--- Goal ---
Would you quote the material below in full and unchanged?

____ Listed entries

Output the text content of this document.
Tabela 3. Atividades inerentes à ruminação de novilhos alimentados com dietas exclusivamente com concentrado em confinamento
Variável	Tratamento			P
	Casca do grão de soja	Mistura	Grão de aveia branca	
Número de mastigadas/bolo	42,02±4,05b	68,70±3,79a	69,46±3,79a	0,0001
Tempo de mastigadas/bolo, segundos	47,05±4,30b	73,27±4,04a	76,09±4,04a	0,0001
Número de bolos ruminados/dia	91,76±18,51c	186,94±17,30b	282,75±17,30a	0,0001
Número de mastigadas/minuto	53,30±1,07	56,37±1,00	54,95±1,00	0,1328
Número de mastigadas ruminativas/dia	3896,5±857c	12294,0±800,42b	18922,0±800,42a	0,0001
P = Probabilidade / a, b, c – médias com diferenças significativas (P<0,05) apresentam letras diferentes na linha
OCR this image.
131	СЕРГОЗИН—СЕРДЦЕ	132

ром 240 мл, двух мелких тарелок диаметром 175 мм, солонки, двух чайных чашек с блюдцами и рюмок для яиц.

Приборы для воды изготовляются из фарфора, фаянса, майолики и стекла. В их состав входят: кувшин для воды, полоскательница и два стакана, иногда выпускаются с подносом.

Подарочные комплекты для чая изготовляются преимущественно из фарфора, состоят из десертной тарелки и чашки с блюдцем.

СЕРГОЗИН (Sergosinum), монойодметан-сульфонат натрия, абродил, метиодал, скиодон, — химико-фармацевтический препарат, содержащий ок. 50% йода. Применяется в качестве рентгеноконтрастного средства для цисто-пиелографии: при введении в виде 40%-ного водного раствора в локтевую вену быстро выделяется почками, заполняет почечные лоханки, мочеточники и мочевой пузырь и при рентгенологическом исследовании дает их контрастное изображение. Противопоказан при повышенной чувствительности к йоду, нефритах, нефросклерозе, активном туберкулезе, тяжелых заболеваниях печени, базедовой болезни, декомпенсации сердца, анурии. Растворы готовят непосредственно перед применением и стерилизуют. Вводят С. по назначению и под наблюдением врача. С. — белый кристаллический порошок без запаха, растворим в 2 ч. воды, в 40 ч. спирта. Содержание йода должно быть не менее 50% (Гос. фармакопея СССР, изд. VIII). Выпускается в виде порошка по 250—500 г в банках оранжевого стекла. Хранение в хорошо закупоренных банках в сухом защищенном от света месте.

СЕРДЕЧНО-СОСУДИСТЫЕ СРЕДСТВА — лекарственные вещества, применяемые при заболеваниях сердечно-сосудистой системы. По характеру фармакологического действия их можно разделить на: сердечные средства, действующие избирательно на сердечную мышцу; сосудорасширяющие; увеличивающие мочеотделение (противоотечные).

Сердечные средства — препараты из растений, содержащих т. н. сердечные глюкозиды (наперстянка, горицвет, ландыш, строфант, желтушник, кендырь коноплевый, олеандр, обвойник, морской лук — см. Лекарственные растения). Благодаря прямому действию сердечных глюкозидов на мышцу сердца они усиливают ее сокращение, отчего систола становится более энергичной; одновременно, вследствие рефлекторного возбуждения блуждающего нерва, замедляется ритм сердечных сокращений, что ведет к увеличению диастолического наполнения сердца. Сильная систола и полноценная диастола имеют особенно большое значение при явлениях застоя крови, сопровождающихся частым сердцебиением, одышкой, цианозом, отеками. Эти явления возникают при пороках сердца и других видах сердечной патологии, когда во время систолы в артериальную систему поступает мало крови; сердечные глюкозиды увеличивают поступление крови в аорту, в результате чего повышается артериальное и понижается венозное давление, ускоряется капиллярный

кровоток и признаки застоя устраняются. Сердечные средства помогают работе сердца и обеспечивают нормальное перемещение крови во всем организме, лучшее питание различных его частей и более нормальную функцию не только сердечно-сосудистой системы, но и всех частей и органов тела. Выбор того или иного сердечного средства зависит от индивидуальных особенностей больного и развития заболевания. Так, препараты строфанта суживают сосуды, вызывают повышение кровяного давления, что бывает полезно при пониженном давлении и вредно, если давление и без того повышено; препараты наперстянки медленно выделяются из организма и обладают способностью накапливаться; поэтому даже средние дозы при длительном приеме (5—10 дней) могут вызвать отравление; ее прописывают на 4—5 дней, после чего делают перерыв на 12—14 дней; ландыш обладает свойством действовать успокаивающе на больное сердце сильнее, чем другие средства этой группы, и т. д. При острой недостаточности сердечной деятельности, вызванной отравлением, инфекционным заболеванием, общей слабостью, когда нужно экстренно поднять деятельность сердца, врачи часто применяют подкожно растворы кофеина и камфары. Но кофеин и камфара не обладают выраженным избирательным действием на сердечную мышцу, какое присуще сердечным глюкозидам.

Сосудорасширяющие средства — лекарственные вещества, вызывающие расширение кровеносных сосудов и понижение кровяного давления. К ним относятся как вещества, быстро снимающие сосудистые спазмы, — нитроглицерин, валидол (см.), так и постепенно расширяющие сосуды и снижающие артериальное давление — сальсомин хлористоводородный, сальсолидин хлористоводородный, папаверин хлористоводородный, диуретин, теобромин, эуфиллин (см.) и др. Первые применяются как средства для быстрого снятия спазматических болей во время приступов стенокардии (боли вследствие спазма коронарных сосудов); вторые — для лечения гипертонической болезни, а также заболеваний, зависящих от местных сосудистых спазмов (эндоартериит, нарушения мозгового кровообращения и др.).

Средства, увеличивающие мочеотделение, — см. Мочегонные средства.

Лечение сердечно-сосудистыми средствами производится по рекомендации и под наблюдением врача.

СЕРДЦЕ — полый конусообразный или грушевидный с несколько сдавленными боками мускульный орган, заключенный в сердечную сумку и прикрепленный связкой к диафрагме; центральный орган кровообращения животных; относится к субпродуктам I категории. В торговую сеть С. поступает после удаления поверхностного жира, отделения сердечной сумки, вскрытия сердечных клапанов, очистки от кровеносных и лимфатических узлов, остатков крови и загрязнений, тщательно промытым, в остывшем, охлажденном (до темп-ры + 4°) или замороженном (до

________

--- Final result ---
Output the text content of this document.
Tabela 3. Atividades inerentes à ruminação de novilhos alimentados com dietas exclusivamente com concentrado em confinamento
Variável	Tratamento			P
	Casca do grão de soja	Mistura	Grão de aveia branca	
Número de mastigadas/bolo	42,02±4,05b	68,70±3,79a	69,46±3,79a	0,0001
Tempo de mastigadas/bolo, segundos	47,05±4,30b	73,27±4,04a	76,09±4,04a	0,0001
Número de bolos ruminados/dia	91,76±18,51c	186,94±17,30b	282,75±17,30a	0,0001
Número de mastigadas/minuto	53,30±1,07	56,37±1,00	54,95±1,00	0,1328
Número de mastigadas ruminativas/dia	3896,5±857c	12294,0±800,42b	18922,0±800,42a	0,0001
P = Probabilidade / a, b, c – médias com diferenças significativas (P<0,05) apresentam letras diferentes na linha
OCR this image.
131	СЕРГОЗИН—СЕРДЦЕ	132

ром 240 мл, двух мелких тарелок диаметром 175 мм, солонки, двух чайных чашек с блюдцами и рюмок для яиц.

Приборы для воды изготовляются из фарфора, фаянса, майолики и стекла. В их состав входят: кувшин для воды, полоскательница и два стакана, иногда выпускаются с подносом.

Подарочные комплекты для чая изготовляются преимущественно из фарфора, состоят из десертной тарелки и чашки с блюдцем.

СЕРГОЗИН (Sergosinum), монойодметан-сульфонат натрия, абродил, метиодал, скиодон, — химико-фармацевтический препарат, содержащий ок. 50% йода. Применяется в качестве рентгеноконтрастного средства для цисто-пиелографии: при введении в виде 40%-ного водного раствора в локтевую вену быстро выделяется почками, заполняет почечные лоханки, мочеточники и мочевой пузырь и при рентгенологическом исследовании дает их контрастное изображение. Противопоказан при повышенной чувствительности к йоду, нефритах, нефросклерозе, активном туберкулезе, тяжелых заболеваниях печени, базедовой болезни, декомпенсации сердца, анурии. Растворы готовят непосредственно перед применением и стерилизуют. Вводят С. по назначению и под наблюдением врача. С. — белый кристаллический порошок без запаха, растворим в 2 ч. воды, в 40 ч. спирта. Содержание йода должно быть не менее 50% (Гос. фармакопея СССР, изд. VIII). Выпускается в виде порошка по 250—500 г в банках оранжевого стекла. Хранение в хорошо закупоренных банках в сухом защищенном от света месте.

СЕРДЕЧНО-СОСУДИСТЫЕ СРЕДСТВА — лекарственные вещества, применяемые при заболеваниях сердечно-сосудистой системы. По характеру фармакологического действия их можно разделить на: сердечные средства, действующие избирательно на сердечную мышцу; сосудорасширяющие; увеличивающие мочеотделение (противоотечные).

Сердечные средства — препараты из растений, содержащих т. н. сердечные глюкозиды (наперстянка, горицвет, ландыш, строфант, желтушник, кендырь коноплевый, олеандр, обвойник, морской лук — см. Лекарственные растения). Благодаря прямому действию сердечных глюкозидов на мышцу сердца они усиливают ее сокращение, отчего систола становится более энергичной; одновременно, вследствие рефлекторного возбуждения блуждающего нерва, замедляется ритм сердечных сокращений, что ведет к увеличению диастолического наполнения сердца. Сильная систола и полноценная диастола имеют особенно большое значение при явлениях застоя крови, сопровождающихся частым сердцебиением, одышкой, цианозом, отеками. Эти явления возникают при пороках сердца и других видах сердечной патологии, когда во время систолы в артериальную систему поступает мало крови; сердечные глюкозиды увеличивают поступление крови в аорту, в результате чего повышается артериальное и понижается венозное давление, ускоряется капиллярный

кровоток и признаки застоя устраняются. Сердечные средства помогают работе сердца и обеспечивают нормальное перемещение крови во всем организме, лучшее питание различных его частей и более нормальную функцию не только сердечно-сосудистой системы, но и всех частей и органов тела. Выбор того или иного сердечного средства зависит от индивидуальных особенностей больного и развития заболевания. Так, препараты строфанта суживают сосуды, вызывают повышение кровяного давления, что бывает полезно при пониженном давлении и вредно, если давление и без того повышено; препараты наперстянки медленно выделяются из организма и обладают способностью накапливаться; поэтому даже средние дозы при длительном приеме (5—10 дней) могут вызвать отравление; ее прописывают на 4—5 дней, после чего делают перерыв на 12—14 дней; ландыш обладает свойством действовать успокаивающе на больное сердце сильнее, чем другие средства этой группы, и т. д. При острой недостаточности сердечной деятельности, вызванной отравлением, инфекционным заболеванием, общей слабостью, когда нужно экстренно поднять деятельность сердца, врачи часто применяют подкожно растворы кофеина и камфары. Но кофеин и камфара не обладают выраженным избирательным действием на сердечную мышцу, какое присуще сердечным глюкозидам.

Сосудорасширяющие средства — лекарственные вещества, вызывающие расширение кровеносных сосудов и понижение кровяного давления. К ним относятся как вещества, быстро снимающие сосудистые спазмы, — нитроглицерин, валидол (см.), так и постепенно расширяющие сосуды и снижающие артериальное давление — сальсомин хлористоводородный, сальсолидин хлористоводородный, папаверин хлористоводородный, диуретин, теобромин, эуфиллин (см.) и др. Первые применяются как средства для быстрого снятия спазматических болей во время приступов стенокардии (боли вследствие спазма коронарных сосудов); вторые — для лечения гипертонической болезни, а также заболеваний, зависящих от местных сосудистых спазмов (эндоартериит, нарушения мозгового кровообращения и др.).

Средства, увеличивающие мочеотделение, — см. Мочегонные средства.

Лечение сердечно-сосудистыми средствами производится по рекомендации и под наблюдением врача.

СЕРДЦЕ — полый конусообразный или грушевидный с несколько сдавленными боками мускульный орган, заключенный в сердечную сумку и прикрепленный связкой к диафрагме; центральный орган кровообращения животных; относится к субпродуктам I категории. В торговую сеть С. поступает после удаления поверхностного жира, отделения сердечной сумки, вскрытия сердечных клапанов, очистки от кровеносных и лимфатических узлов, остатков крови и загрязнений, тщательно промытым, в остывшем, охлажденном (до темп-ры + 4°) или замороженном (до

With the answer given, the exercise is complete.